Records from a data collection
■ ■ ■

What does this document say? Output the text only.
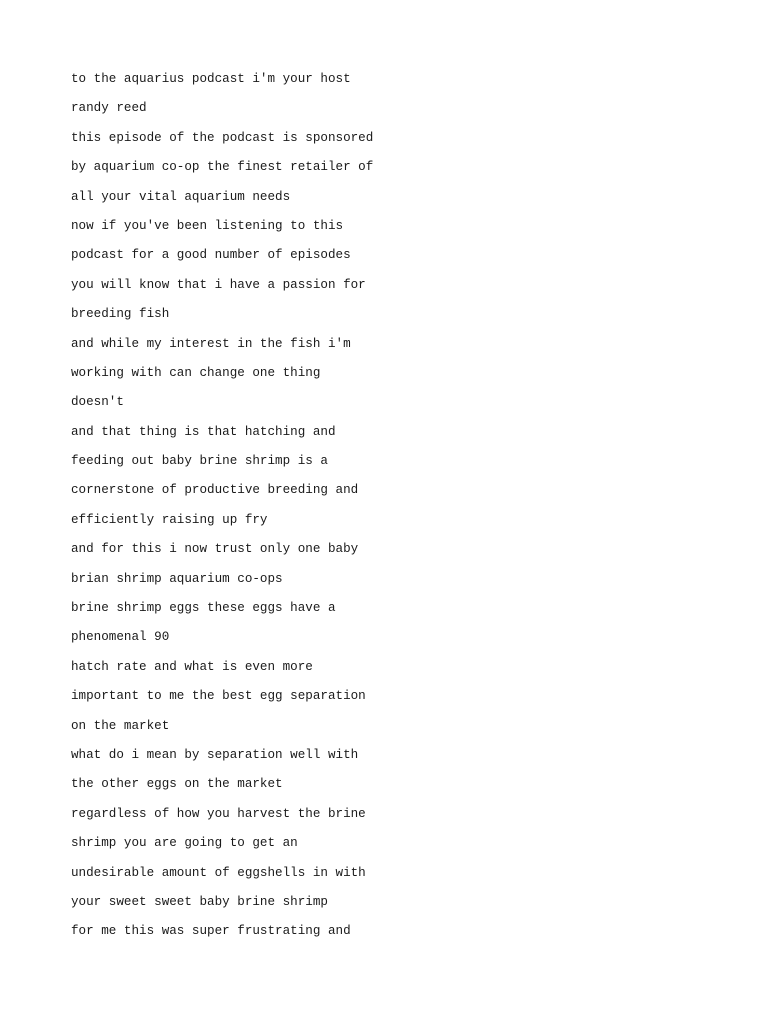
to the aquarius podcast i'm your host
randy reed
this episode of the podcast is sponsored
by aquarium co-op the finest retailer of
all your vital aquarium needs
now if you've been listening to this
podcast for a good number of episodes
you will know that i have a passion for
breeding fish
and while my interest in the fish i'm
working with can change one thing
doesn't
and that thing is that hatching and
feeding out baby brine shrimp is a
cornerstone of productive breeding and
efficiently raising up fry
and for this i now trust only one baby
brian shrimp aquarium co-ops
brine shrimp eggs these eggs have a
phenomenal 90
hatch rate and what is even more
important to me the best egg separation
on the market
what do i mean by separation well with
the other eggs on the market
regardless of how you harvest the brine
shrimp you are going to get an
undesirable amount of eggshells in with
your sweet sweet baby brine shrimp
for me this was super frustrating and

■ ■ ■

Reproduce all of the data exactly; the pictures do not belong in the copy.

Answer for the task:
What does this document say? Output the text only.
to the aquarius podcast i'm your host
randy reed
this episode of the podcast is sponsored
by aquarium co-op the finest retailer of
all your vital aquarium needs
now if you've been listening to this
podcast for a good number of episodes
you will know that i have a passion for
breeding fish
and while my interest in the fish i'm
working with can change one thing
doesn't
and that thing is that hatching and
feeding out baby brine shrimp is a
cornerstone of productive breeding and
efficiently raising up fry
and for this i now trust only one baby
brian shrimp aquarium co-ops
brine shrimp eggs these eggs have a
phenomenal 90
hatch rate and what is even more
important to me the best egg separation
on the market
what do i mean by separation well with
the other eggs on the market
regardless of how you harvest the brine
shrimp you are going to get an
undesirable amount of eggshells in with
your sweet sweet baby brine shrimp
for me this was super frustrating and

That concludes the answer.